PROBLEM TO WORK ON: Reproduce all of the material exactly as shown.

╭─ DATA

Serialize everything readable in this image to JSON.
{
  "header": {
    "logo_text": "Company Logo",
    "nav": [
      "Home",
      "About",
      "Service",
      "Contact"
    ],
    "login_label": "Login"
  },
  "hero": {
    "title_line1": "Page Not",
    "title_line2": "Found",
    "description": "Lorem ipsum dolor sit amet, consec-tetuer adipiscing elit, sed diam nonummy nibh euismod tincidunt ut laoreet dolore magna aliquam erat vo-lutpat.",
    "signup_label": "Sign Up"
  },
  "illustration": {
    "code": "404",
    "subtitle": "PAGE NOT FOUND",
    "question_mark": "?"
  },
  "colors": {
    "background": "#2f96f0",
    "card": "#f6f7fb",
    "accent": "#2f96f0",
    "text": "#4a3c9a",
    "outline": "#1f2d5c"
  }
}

╰─

CORRECT RESPONSE:
Serialize everything readable in this image to JSON.
{
  "header": {
    "logo_text": "Company Logo",
    "nav": [
      "Home",
      "About",
      "Service",
      "Contact"
    ],
    "login_label": "Login"
  },
  "hero": {
    "title_line1": "Page Not",
    "title_line2": "Found",
    "description": "Lorem ipsum dolor sit amet, consec-tetuer adipiscing elit, sed diam nonummy nibh euismod tincidunt ut laoreet dolore magna aliquam erat vo-lutpat.",
    "signup_label": "Sign Up"
  },
  "illustration": {
    "code": "404",
    "subtitle": "PAGE NOT FOUND",
    "question_mark": "?"
  },
  "colors": {
    "background": "#2f96f0",
    "card": "#f6f7fb",
    "accent": "#2f96f0",
    "text": "#4a3c9a",
    "outline": "#1f2d5c"
  }
}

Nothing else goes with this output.